__Task prompt__
Identify each line below that contains the word "dienen", and copy it out.

__Given entries__

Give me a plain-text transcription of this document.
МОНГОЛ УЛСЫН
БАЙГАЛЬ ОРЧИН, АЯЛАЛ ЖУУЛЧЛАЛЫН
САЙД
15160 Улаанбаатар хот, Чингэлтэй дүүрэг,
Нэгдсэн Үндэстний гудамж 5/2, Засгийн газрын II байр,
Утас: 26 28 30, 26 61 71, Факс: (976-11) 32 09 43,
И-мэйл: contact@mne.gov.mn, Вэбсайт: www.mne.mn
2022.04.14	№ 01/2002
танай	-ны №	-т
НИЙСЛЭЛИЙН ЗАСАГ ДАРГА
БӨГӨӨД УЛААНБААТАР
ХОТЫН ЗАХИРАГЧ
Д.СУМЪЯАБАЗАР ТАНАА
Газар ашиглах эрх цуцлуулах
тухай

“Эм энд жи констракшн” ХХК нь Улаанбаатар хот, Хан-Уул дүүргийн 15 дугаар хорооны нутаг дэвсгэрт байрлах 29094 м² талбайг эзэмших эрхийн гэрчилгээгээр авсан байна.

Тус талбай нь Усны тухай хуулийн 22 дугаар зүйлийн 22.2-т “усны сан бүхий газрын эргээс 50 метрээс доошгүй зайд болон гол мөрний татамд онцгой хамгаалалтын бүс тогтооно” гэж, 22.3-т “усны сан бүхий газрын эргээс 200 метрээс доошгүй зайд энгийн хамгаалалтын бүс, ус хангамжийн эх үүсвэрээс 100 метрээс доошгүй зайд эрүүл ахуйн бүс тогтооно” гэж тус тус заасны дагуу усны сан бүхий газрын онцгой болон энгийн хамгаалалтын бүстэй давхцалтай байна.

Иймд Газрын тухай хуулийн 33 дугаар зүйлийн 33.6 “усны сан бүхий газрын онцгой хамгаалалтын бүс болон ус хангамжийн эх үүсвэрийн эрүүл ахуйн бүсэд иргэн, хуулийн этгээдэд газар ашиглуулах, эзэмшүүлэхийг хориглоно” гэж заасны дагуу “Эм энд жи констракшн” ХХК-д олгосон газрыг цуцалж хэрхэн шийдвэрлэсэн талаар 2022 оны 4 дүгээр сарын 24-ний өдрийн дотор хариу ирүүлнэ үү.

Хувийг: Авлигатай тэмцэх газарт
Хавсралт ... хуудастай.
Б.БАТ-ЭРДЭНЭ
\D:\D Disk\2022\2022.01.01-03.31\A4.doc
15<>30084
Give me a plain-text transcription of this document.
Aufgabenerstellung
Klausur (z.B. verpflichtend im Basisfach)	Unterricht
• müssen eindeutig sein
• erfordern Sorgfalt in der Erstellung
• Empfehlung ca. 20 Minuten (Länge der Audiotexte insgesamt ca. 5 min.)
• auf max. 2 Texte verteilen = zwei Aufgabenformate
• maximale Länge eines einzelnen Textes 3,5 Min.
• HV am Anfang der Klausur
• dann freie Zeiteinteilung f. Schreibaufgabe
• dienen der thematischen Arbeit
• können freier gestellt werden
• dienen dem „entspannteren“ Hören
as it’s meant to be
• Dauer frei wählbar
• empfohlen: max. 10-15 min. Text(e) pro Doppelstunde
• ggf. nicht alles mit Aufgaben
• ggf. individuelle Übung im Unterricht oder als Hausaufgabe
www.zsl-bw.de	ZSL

__Correct response__
• dienen der thematischen Arbeit
• dienen dem „entspannteren“ Hören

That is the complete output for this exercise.